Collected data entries
····················
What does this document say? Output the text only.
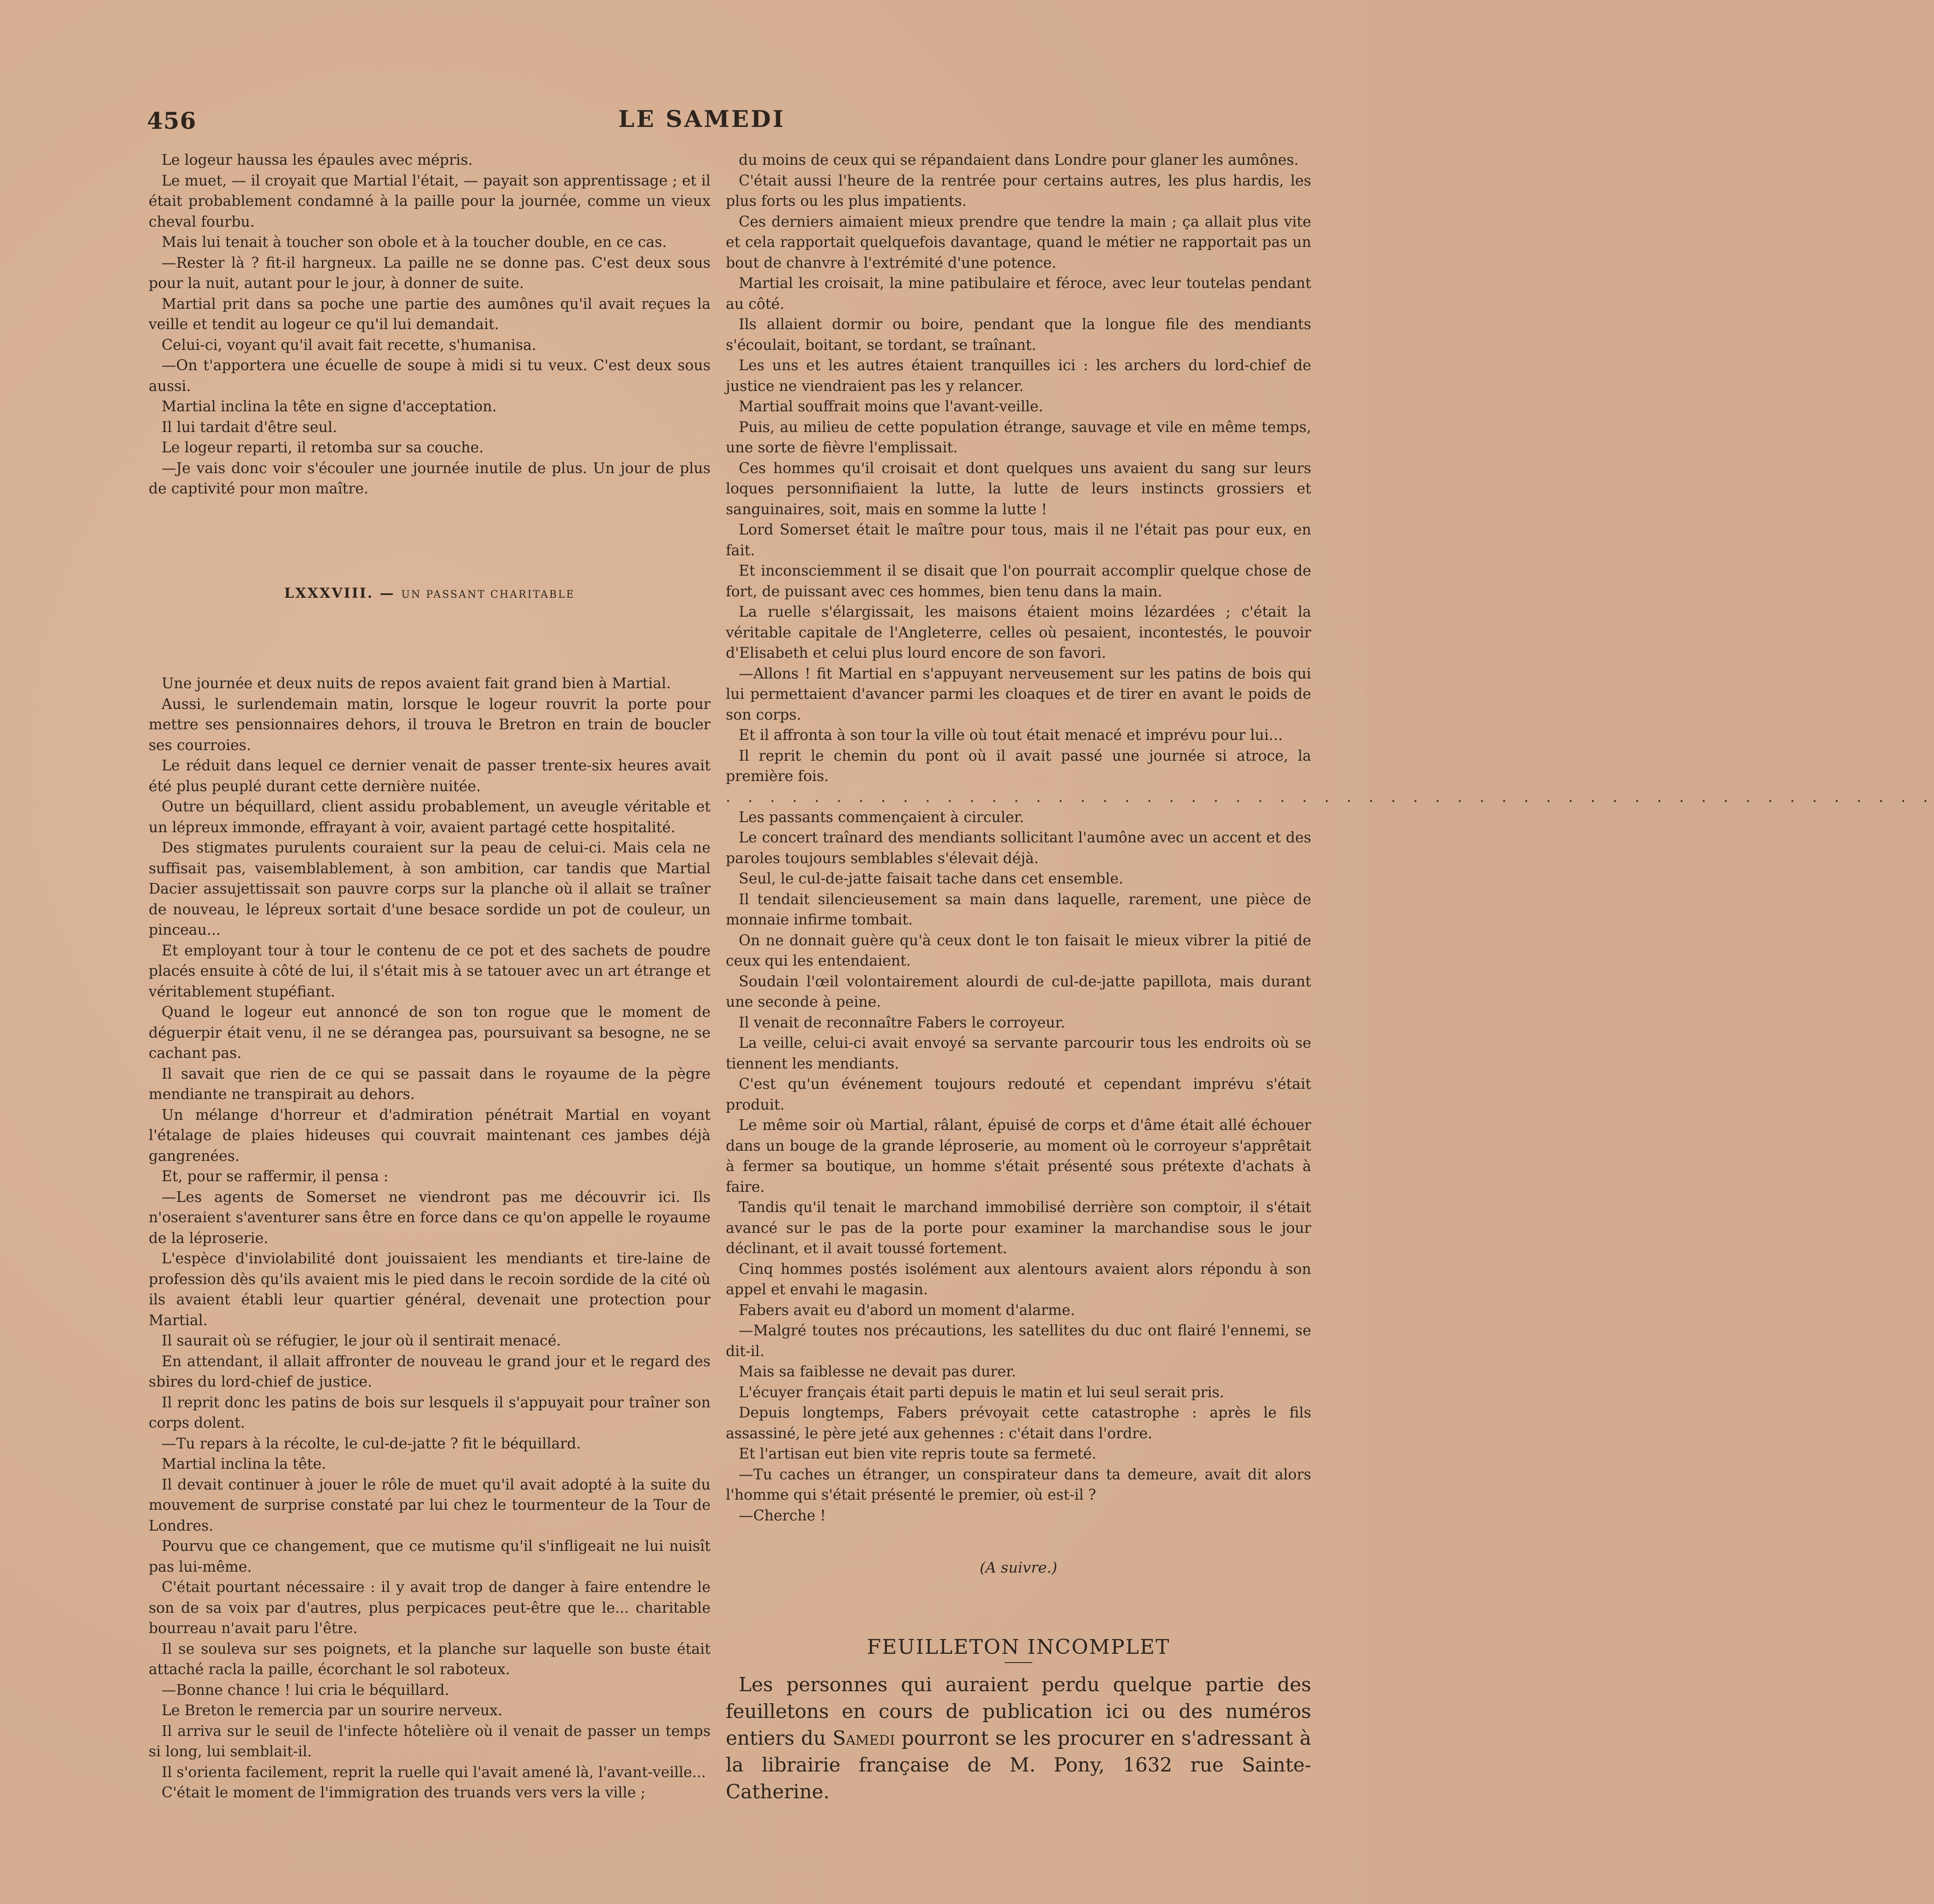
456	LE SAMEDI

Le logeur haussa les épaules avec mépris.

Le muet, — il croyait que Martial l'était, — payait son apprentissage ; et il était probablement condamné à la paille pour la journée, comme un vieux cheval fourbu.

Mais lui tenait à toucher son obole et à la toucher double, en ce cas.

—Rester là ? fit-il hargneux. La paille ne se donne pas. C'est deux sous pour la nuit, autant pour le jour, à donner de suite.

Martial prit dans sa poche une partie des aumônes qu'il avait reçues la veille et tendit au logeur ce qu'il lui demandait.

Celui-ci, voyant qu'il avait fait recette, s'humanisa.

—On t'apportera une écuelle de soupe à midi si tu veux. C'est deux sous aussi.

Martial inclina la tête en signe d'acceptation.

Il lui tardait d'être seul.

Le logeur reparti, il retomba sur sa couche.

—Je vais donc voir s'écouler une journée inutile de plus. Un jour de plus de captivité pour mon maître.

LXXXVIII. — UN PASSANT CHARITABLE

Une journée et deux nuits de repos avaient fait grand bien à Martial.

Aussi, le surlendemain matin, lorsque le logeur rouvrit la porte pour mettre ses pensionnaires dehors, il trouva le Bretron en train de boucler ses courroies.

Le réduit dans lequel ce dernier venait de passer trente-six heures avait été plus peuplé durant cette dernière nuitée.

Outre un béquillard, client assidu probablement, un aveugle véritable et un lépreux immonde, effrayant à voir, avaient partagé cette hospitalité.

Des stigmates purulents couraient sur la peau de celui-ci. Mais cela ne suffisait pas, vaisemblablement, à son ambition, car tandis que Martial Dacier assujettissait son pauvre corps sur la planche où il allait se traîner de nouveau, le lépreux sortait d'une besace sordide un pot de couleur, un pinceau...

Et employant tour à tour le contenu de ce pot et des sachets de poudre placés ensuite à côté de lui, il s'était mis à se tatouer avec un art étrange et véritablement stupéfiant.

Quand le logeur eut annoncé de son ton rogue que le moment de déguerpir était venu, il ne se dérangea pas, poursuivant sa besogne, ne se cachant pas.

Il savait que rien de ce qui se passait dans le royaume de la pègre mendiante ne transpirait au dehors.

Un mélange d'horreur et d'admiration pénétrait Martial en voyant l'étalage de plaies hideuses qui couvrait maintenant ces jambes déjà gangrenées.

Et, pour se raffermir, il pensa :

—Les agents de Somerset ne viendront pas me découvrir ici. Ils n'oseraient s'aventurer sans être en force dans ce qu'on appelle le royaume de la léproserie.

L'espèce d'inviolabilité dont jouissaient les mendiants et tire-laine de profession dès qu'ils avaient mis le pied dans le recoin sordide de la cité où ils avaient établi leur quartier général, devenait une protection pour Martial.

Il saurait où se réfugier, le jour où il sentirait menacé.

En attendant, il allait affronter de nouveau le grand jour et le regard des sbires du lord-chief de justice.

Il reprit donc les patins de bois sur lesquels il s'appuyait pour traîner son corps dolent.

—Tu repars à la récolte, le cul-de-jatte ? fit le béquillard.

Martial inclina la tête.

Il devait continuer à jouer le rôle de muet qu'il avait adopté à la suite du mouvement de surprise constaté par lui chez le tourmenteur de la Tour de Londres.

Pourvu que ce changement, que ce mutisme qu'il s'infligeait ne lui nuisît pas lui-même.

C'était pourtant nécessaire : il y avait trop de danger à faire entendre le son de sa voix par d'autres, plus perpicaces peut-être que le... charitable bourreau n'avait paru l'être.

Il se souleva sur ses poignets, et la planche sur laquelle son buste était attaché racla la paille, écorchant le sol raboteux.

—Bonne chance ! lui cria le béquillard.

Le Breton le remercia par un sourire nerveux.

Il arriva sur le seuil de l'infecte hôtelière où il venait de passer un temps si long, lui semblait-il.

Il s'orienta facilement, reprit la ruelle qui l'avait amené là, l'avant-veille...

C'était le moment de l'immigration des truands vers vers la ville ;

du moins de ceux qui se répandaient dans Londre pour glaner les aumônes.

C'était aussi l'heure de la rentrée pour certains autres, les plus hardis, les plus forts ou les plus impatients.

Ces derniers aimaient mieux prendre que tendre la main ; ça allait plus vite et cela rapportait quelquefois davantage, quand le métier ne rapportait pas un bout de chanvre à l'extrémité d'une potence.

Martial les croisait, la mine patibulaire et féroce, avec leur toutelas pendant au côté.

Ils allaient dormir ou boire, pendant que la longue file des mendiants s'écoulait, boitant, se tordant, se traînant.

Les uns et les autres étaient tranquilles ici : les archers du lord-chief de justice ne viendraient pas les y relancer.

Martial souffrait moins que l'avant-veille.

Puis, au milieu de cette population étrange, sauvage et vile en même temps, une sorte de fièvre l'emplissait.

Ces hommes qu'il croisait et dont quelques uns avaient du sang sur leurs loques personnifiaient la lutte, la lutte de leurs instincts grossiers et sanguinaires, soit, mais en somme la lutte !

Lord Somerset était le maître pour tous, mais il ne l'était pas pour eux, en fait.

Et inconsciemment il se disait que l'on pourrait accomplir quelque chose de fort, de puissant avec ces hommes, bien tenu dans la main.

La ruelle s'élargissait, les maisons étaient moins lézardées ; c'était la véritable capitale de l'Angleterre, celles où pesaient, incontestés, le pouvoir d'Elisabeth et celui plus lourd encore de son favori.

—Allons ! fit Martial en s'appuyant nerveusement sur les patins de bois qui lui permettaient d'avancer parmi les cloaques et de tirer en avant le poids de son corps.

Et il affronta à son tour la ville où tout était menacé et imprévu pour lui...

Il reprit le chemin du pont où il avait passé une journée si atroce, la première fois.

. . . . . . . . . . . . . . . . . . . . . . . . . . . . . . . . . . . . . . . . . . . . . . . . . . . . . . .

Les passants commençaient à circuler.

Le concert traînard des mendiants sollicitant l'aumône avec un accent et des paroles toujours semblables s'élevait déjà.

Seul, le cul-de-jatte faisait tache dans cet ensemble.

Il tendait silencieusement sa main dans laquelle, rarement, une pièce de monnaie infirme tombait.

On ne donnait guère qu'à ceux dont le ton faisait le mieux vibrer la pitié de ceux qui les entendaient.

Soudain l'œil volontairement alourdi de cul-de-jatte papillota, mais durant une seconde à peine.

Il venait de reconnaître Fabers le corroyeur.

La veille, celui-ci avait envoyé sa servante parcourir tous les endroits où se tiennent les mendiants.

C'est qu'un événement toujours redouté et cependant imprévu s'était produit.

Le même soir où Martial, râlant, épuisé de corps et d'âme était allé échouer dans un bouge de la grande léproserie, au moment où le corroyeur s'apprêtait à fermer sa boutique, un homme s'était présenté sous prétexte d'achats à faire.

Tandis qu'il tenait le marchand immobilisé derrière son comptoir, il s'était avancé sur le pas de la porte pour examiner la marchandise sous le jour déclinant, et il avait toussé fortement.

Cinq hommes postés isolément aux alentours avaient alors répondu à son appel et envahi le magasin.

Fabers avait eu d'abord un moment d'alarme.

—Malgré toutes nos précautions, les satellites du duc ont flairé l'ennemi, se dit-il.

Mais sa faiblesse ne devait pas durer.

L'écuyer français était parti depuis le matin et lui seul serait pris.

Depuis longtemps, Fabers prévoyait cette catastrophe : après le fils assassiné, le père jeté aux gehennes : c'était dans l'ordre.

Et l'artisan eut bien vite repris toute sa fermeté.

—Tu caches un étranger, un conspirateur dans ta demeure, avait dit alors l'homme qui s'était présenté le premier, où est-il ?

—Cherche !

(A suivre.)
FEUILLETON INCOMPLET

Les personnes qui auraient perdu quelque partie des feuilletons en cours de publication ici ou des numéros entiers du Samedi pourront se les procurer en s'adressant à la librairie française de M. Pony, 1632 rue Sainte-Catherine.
····················
- What you will do -
Gather all lines from the records above in which "faire" appears.

- Output -
C'était pourtant nécessaire : il y avait trop de danger à faire entendre le son de sa voix par d'autres, plus perpicaces peut-être que le... charitable bourreau n'avait paru l'être.
Le même soir où Martial, râlant, épuisé de corps et d'âme était allé échouer dans un bouge de la grande léproserie, au moment où le corroyeur s'apprêtait à fermer sa boutique, un homme s'était présenté sous prétexte d'achats à faire.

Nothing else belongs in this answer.